- Date: August 14–20
- Edition: 13th
- Category: International Series Gold
- Draw: 64S/32D
- Prize money: $700,000
- Surface: Hard / outdoor
- Location: Indianapolis, U.S.
- Venue: Indianapolis Tennis Center

Champions

Singles
- Gustavo Kuerten

Doubles
- Lleyton Hewitt / Sandon Stolle
- ← 1999 · Indianapolis Tennis Championships · 2001 →

= 2000 RCA Championships =

The 2000 RCA Championships was a tennis tournament played on outdoor hard courts. It was the 13th edition of the event known that year as the RCA Championships, and was part of the International Series Gold of the 2000 ATP Tour. It took place at the Indianapolis Tennis Center in Indianapolis, Indiana, United States, from August 14 through August 20, 2000.

****

- [What this task involves] Write out the portion of the 2000 RCA Championships text word for word, starting with "- Date: August" and going on through "Location: Indianapolis, U.S.".

- [Supplied material]
****

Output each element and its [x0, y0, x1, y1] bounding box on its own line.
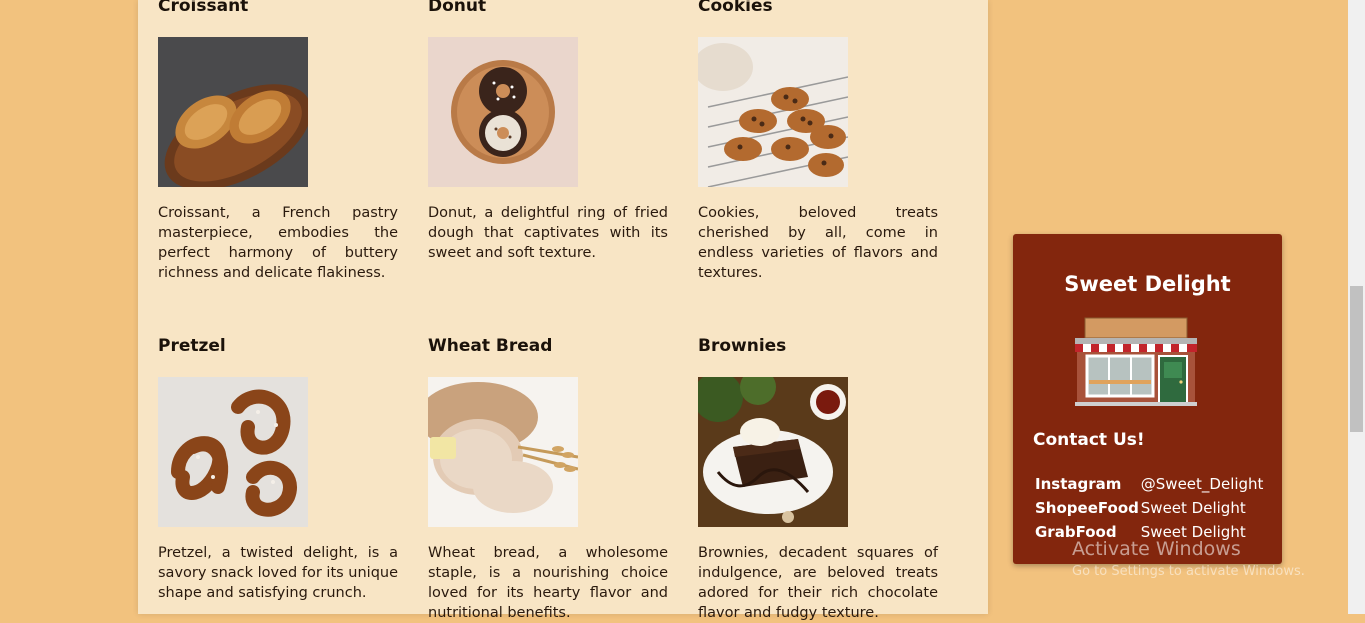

****

- [Final result]
- Date: August 14–20
- Edition: 13th
- Category: International Series Gold
- Draw: 64S/32D
- Prize money: $700,000
- Surface: Hard / outdoor
- Location: Indianapolis, U.S.